(Work to do) Search the data for the string "JSON" and extract every line where it appears.

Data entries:

· · ·

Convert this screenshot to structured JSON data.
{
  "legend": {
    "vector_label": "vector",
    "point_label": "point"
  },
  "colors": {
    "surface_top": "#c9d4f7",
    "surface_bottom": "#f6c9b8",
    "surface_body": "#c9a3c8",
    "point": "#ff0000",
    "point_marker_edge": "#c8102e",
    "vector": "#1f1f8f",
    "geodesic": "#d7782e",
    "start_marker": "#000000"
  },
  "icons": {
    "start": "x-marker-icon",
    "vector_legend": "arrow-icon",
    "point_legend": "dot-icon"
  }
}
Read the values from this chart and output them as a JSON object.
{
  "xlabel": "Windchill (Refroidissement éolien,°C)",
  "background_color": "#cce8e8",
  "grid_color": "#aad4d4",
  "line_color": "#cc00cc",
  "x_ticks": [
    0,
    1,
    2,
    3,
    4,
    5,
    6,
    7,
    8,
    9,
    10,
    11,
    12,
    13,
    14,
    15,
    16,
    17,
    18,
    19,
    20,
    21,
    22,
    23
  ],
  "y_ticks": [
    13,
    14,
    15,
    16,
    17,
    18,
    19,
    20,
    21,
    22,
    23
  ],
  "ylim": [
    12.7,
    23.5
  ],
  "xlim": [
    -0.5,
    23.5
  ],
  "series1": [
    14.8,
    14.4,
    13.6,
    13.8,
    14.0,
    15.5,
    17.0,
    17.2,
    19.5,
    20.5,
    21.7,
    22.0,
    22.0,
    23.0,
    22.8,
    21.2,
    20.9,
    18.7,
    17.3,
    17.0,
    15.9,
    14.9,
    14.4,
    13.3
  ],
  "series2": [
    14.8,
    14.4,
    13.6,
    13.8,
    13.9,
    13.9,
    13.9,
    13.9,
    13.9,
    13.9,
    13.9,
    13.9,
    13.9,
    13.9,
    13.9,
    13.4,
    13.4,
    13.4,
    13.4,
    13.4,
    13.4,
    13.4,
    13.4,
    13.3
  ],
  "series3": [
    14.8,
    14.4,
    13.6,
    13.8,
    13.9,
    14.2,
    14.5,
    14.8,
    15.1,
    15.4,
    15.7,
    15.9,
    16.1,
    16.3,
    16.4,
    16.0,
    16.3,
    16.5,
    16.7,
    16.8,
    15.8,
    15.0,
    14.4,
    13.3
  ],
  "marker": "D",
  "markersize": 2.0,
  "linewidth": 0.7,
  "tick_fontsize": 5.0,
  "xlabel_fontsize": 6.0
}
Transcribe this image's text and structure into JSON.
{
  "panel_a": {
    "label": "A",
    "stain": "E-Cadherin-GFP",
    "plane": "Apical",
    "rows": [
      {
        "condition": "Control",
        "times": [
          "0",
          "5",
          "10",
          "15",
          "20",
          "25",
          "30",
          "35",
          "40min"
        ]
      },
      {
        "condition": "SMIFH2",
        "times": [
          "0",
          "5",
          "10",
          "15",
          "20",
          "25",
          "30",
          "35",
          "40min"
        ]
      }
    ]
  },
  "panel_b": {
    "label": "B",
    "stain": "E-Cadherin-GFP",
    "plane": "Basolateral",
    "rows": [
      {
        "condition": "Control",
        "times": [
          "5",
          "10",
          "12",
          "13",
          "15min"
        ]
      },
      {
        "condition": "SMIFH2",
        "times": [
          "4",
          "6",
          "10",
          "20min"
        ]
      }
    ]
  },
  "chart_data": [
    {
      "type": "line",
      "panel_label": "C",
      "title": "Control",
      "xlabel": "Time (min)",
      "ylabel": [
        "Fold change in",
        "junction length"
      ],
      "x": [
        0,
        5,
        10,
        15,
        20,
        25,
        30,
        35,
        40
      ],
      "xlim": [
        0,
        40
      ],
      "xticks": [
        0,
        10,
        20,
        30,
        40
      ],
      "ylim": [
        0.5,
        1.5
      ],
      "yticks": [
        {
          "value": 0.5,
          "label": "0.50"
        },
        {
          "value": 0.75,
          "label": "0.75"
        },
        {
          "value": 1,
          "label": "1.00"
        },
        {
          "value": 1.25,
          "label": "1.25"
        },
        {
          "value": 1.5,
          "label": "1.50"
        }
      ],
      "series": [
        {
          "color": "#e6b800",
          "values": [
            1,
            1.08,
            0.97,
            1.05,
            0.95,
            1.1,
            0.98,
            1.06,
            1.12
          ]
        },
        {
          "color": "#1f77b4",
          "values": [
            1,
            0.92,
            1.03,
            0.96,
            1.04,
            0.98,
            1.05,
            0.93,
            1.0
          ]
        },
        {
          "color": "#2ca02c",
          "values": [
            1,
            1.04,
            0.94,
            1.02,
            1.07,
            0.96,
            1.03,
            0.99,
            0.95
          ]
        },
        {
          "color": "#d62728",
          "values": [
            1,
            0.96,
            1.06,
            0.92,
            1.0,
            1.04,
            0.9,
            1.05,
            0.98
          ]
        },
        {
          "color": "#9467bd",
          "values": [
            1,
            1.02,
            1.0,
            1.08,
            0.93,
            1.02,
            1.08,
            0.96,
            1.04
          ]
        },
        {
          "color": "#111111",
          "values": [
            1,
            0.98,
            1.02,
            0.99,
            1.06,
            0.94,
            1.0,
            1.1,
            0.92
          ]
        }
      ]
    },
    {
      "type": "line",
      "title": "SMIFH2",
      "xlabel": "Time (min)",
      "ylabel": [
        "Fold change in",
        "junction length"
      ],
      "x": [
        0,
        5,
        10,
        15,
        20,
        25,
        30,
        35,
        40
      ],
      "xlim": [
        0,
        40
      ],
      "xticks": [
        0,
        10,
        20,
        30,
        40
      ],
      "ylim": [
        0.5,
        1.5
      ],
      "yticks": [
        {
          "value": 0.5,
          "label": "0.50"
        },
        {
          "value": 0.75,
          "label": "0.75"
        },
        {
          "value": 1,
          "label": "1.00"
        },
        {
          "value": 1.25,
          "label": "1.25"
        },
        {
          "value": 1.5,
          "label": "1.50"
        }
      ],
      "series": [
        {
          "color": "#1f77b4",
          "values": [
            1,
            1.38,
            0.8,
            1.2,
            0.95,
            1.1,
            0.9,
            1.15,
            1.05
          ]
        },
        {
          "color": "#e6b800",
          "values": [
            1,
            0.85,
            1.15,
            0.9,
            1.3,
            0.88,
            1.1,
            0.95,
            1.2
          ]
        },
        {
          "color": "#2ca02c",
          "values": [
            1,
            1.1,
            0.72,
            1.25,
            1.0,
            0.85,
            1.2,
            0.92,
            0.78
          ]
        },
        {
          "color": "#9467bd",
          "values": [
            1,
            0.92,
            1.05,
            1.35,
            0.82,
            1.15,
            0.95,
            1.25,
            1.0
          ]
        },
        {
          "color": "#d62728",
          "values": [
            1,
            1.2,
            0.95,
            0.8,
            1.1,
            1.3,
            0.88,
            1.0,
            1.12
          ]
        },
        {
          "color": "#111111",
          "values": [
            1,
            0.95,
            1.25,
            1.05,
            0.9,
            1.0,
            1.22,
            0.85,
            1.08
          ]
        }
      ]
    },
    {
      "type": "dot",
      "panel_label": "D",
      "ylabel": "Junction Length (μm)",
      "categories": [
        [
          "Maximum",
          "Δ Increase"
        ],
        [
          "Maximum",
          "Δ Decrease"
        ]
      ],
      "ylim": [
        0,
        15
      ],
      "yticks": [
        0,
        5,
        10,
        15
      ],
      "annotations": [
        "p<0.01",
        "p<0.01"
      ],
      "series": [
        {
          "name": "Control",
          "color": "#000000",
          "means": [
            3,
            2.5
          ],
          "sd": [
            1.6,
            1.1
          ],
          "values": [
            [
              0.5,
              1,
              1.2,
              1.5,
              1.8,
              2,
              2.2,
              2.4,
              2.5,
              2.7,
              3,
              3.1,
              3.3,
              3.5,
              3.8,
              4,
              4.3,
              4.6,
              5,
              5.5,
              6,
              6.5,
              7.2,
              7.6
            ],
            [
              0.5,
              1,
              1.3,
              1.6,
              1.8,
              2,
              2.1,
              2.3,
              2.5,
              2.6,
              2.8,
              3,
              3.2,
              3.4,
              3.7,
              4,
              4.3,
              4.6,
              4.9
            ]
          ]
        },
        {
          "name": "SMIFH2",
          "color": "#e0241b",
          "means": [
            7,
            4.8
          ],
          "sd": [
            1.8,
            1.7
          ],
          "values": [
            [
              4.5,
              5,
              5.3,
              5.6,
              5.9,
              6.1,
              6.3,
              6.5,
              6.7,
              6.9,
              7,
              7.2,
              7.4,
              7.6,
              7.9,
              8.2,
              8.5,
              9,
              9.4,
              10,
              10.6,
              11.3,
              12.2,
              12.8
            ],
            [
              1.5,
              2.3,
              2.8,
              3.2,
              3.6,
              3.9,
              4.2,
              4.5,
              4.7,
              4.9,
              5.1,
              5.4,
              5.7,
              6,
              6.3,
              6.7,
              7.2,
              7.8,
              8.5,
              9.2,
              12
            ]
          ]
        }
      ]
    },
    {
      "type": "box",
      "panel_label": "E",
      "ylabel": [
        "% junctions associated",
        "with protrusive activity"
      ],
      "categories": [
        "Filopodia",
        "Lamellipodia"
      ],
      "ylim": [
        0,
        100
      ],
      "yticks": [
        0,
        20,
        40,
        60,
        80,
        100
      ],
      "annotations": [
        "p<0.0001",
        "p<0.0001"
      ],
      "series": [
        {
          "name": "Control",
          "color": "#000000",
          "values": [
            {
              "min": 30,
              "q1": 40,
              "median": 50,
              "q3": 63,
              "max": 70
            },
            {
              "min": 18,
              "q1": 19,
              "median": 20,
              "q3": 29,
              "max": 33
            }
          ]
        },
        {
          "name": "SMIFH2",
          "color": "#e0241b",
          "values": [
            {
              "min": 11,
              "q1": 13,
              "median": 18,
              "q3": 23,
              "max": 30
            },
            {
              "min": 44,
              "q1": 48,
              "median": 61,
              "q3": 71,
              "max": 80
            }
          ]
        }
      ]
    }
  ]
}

· · ·

(Expected answer)
Convert this screenshot to structured JSON data.
Read the values from this chart and output them as a JSON object.
Transcribe this image's text and structure into JSON.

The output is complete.